● **Work to do**:
Reply with one number: the count of lines in the records below that hold "type".

● **Raw records**:
------------------------------------------------------------

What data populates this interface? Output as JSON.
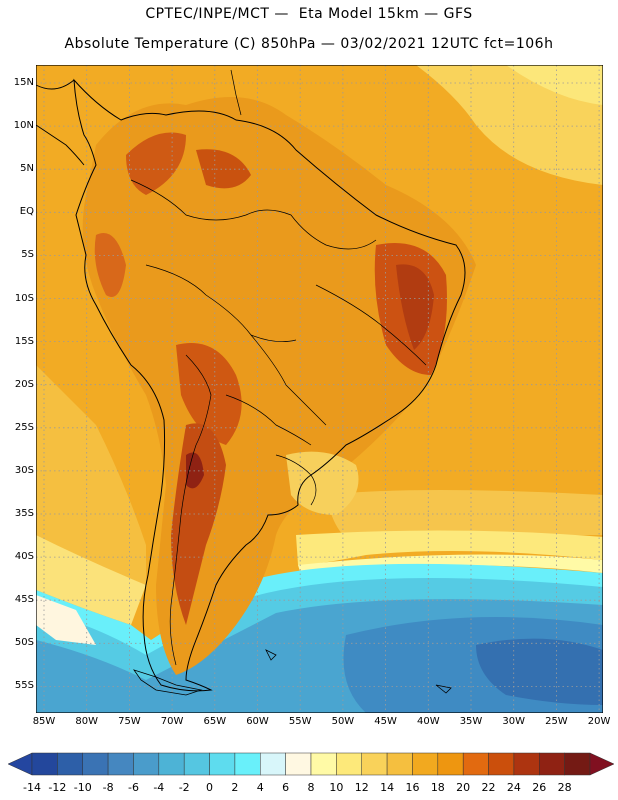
{
  "header": {
    "line1": "CPTEC/INPE/MCT —  Eta Model 15km — GFS",
    "line2": "Absolute Temperature (C) 850hPa — 03/02/2021 12UTC fct=106h"
  },
  "map": {
    "lat_labels": [
      "15N",
      "10N",
      "5N",
      "EQ",
      "5S",
      "10S",
      "15S",
      "20S",
      "25S",
      "30S",
      "35S",
      "40S",
      "45S",
      "50S",
      "55S"
    ],
    "lon_labels": [
      "85W",
      "80W",
      "75W",
      "70W",
      "65W",
      "60W",
      "55W",
      "50W",
      "45W",
      "40W",
      "35W",
      "30W",
      "25W",
      "20W"
    ]
  },
  "legend": {
    "labels": [
      "-14",
      "-12",
      "-10",
      "-8",
      "-6",
      "-4",
      "-2",
      "0",
      "2",
      "4",
      "6",
      "8",
      "10",
      "12",
      "14",
      "16",
      "18",
      "20",
      "22",
      "24",
      "26",
      "28"
    ],
    "colors": [
      "#23479c",
      "#2d5fa8",
      "#3a73b4",
      "#4587c0",
      "#4a9ccb",
      "#4db3d6",
      "#55c6e1",
      "#5edcee",
      "#69f0fa",
      "#d8f6fa",
      "#fff8e2",
      "#fffaa6",
      "#fde97a",
      "#f9d25a",
      "#f5bf3f",
      "#f2a91f",
      "#ee9610",
      "#e26a10",
      "#cb4f0c",
      "#ad3410",
      "#8f2213",
      "#741a14"
    ],
    "low_color": "#2446a0",
    "high_color": "#801020"
  }
}
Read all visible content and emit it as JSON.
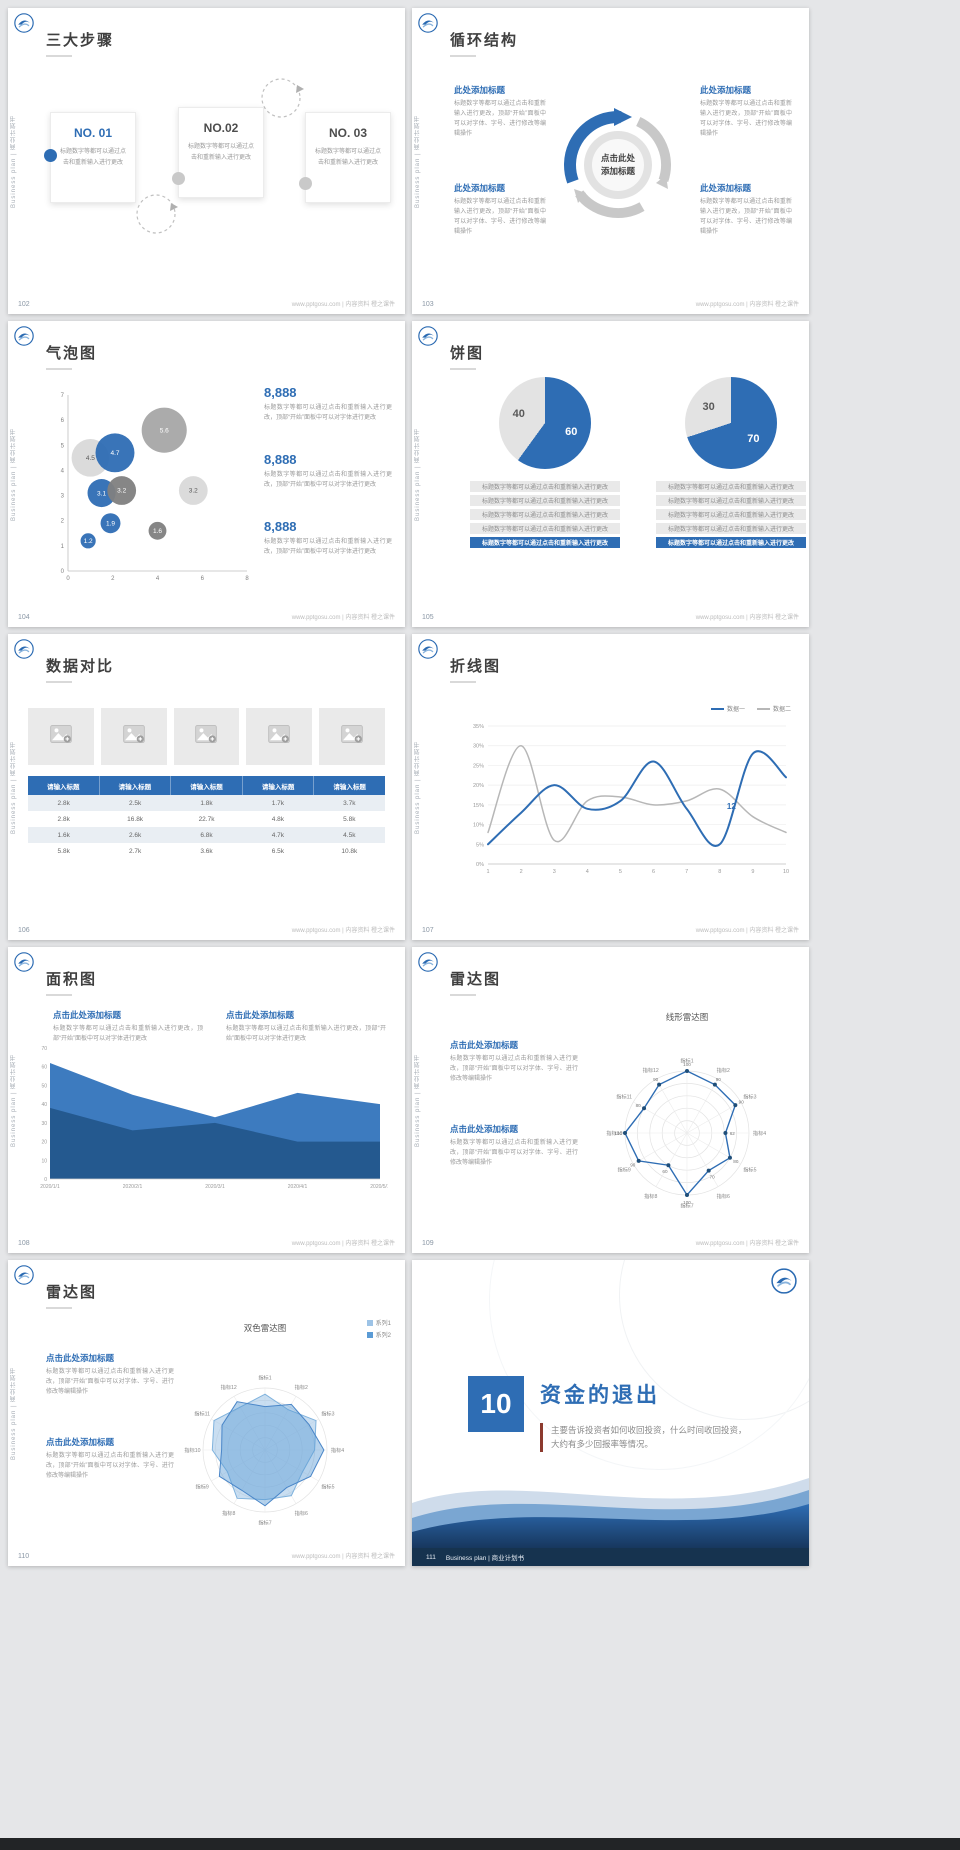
{
  "page": {
    "background": "#e5e6e8",
    "accent": "#2e6db4"
  },
  "common": {
    "side_text": "Business plan | 商业计划书",
    "footer_site": "www.pptgosu.com | 内容资料 橙之课件",
    "filler_short": "标题数字等都可以通过点击和重新输入进行更改",
    "filler_mid": "标题数字等都可以通过点击和重新输入进行更改，顶部“开始”面板中可以对字体进行更改",
    "filler_long": "标题数字等都可以通过点击和重新输入进行更改，顶部“开始”面板中可以对字体、字号、进行修改等编辑操作",
    "click_heading": "点击此处添加标题",
    "add_heading": "此处添加标题",
    "center_line1": "点击此处",
    "center_line2": "添加标题"
  },
  "slides": {
    "s102": {
      "num": "102",
      "title": "三大步骤",
      "steps": [
        "NO. 01",
        "NO.02",
        "NO. 03"
      ]
    },
    "s103": {
      "num": "103",
      "title": "循环结构"
    },
    "s104": {
      "num": "104",
      "title": "气泡图",
      "values": [
        "8,888",
        "8,888",
        "8,888"
      ]
    },
    "s105": {
      "num": "105",
      "title": "饼图"
    },
    "s106": {
      "num": "106",
      "title": "数据对比"
    },
    "s107": {
      "num": "107",
      "title": "折线图"
    },
    "s108": {
      "num": "108",
      "title": "面积图"
    },
    "s109": {
      "num": "109",
      "title": "雷达图",
      "chart_title": "线形雷达图"
    },
    "s110": {
      "num": "110",
      "title": "雷达图",
      "chart_title": "双色雷达图"
    },
    "s111": {
      "num": "111",
      "title_number": "10",
      "title": "资金的退出",
      "body": "主要告诉投资者如何收回投资，什么时间收回投资，大约有多少回报率等情况。",
      "footer": "Business plan | 商业计划书"
    }
  },
  "chart_data": {
    "bubble": {
      "type": "scatter",
      "xlim": [
        0,
        8
      ],
      "ylim": [
        0,
        7
      ],
      "xticks": [
        0,
        2,
        4,
        6,
        8
      ],
      "yticks": [
        0,
        1,
        2,
        3,
        4,
        5,
        6,
        7
      ],
      "points": [
        {
          "x": 1.0,
          "y": 4.5,
          "value": 4.5,
          "color": "#d9d9d9",
          "label_color": "#595959"
        },
        {
          "x": 2.1,
          "y": 4.7,
          "value": 4.7,
          "color": "#2e6db4",
          "label_color": "#ffffff"
        },
        {
          "x": 4.3,
          "y": 5.6,
          "value": 5.6,
          "color": "#a6a6a6",
          "label_color": "#ffffff"
        },
        {
          "x": 1.5,
          "y": 3.1,
          "value": 3.1,
          "color": "#2e6db4",
          "label_color": "#ffffff"
        },
        {
          "x": 2.4,
          "y": 3.2,
          "value": 3.2,
          "color": "#7f7f7f",
          "label_color": "#ffffff"
        },
        {
          "x": 5.6,
          "y": 3.2,
          "value": 3.2,
          "color": "#d9d9d9",
          "label_color": "#595959"
        },
        {
          "x": 1.9,
          "y": 1.9,
          "value": 1.9,
          "color": "#2e6db4",
          "label_color": "#ffffff"
        },
        {
          "x": 0.9,
          "y": 1.2,
          "value": 1.2,
          "color": "#2e6db4",
          "label_color": "#ffffff"
        },
        {
          "x": 4.0,
          "y": 1.6,
          "value": 1.6,
          "color": "#7f7f7f",
          "label_color": "#ffffff"
        }
      ]
    },
    "pies": [
      {
        "type": "pie",
        "slices": [
          {
            "label": "60",
            "value": 60,
            "color": "#2e6db4"
          },
          {
            "label": "40",
            "value": 40,
            "color": "#e3e3e3"
          }
        ]
      },
      {
        "type": "pie",
        "slices": [
          {
            "label": "70",
            "value": 70,
            "color": "#2e6db4"
          },
          {
            "label": "30",
            "value": 30,
            "color": "#e3e3e3"
          }
        ]
      }
    ],
    "pie_rows": {
      "text": "标题数字等都可以通过点击和重新输入进行更改",
      "styles": [
        "gray",
        "gray",
        "gray",
        "gray",
        "blue"
      ]
    },
    "table": {
      "type": "table",
      "headers": [
        "请输入标题",
        "请输入标题",
        "请输入标题",
        "请输入标题",
        "请输入标题"
      ],
      "rows": [
        [
          "2.8k",
          "2.5k",
          "1.8k",
          "1.7k",
          "3.7k"
        ],
        [
          "2.8k",
          "16.8k",
          "22.7k",
          "4.8k",
          "5.8k"
        ],
        [
          "1.6k",
          "2.6k",
          "6.8k",
          "4.7k",
          "4.5k"
        ],
        [
          "5.8k",
          "2.7k",
          "3.6k",
          "6.5k",
          "10.8k"
        ]
      ]
    },
    "line": {
      "type": "line",
      "x": [
        1,
        2,
        3,
        4,
        5,
        6,
        7,
        8,
        9,
        10
      ],
      "ylim": [
        0,
        35
      ],
      "yticks": [
        "0%",
        "5%",
        "10%",
        "15%",
        "20%",
        "25%",
        "30%",
        "35%"
      ],
      "series": [
        {
          "name": "数据一",
          "color": "#2e6db4",
          "width": 2,
          "values": [
            5,
            13,
            20,
            14,
            16,
            26,
            14,
            5,
            28,
            22
          ]
        },
        {
          "name": "数据二",
          "color": "#b7b7b7",
          "width": 1.5,
          "values": [
            8,
            30,
            6,
            16,
            17,
            15,
            16,
            19,
            12,
            8
          ]
        }
      ],
      "annotation": {
        "x": 8.35,
        "y": 14,
        "text": "12",
        "color": "#2e6db4"
      }
    },
    "area": {
      "type": "area",
      "categories": [
        "2020/1/1",
        "2020/2/1",
        "2020/3/1",
        "2020/4/1",
        "2020/5/1"
      ],
      "ylim": [
        0,
        70
      ],
      "yticks": [
        0,
        10,
        20,
        30,
        40,
        50,
        60,
        70
      ],
      "series": [
        {
          "color": "#24598f",
          "values": [
            38,
            26,
            30,
            20,
            20
          ]
        },
        {
          "color": "#3d7bbf",
          "values": [
            62,
            45,
            33,
            46,
            40
          ]
        }
      ]
    },
    "radar_line": {
      "type": "radar",
      "max": 100,
      "labels": [
        "指标1",
        "指标2",
        "指标3",
        "指标4",
        "指标5",
        "指标6",
        "指标7",
        "指标8",
        "指标9",
        "指标10",
        "指标11",
        "指标12"
      ],
      "series": [
        {
          "color": "#2e6db4",
          "dots": true,
          "show_values": true,
          "values": [
            100,
            90,
            90,
            62,
            80,
            70,
            100,
            60,
            90,
            100,
            80,
            90
          ]
        }
      ]
    },
    "radar_fill": {
      "type": "radar",
      "max": 100,
      "labels": [
        "指标1",
        "指标2",
        "指标3",
        "指标4",
        "指标5",
        "指标6",
        "指标7",
        "指标8",
        "指标9",
        "指标10",
        "指标11",
        "指标12"
      ],
      "legend": [
        {
          "name": "系列1",
          "color": "#9dc3e6"
        },
        {
          "name": "系列2",
          "color": "#5b9bd5"
        }
      ],
      "series": [
        {
          "color": "#7fb2dd",
          "fill": "rgba(157,195,230,0.55)",
          "values": [
            90,
            75,
            95,
            80,
            70,
            85,
            80,
            90,
            70,
            85,
            95,
            80
          ]
        },
        {
          "color": "#4a86c8",
          "fill": "rgba(91,155,213,0.45)",
          "values": [
            70,
            85,
            82,
            95,
            85,
            70,
            90,
            75,
            85,
            70,
            80,
            90
          ]
        }
      ]
    }
  }
}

------------------------------------------------------------

● **Solution to the exercise**:
8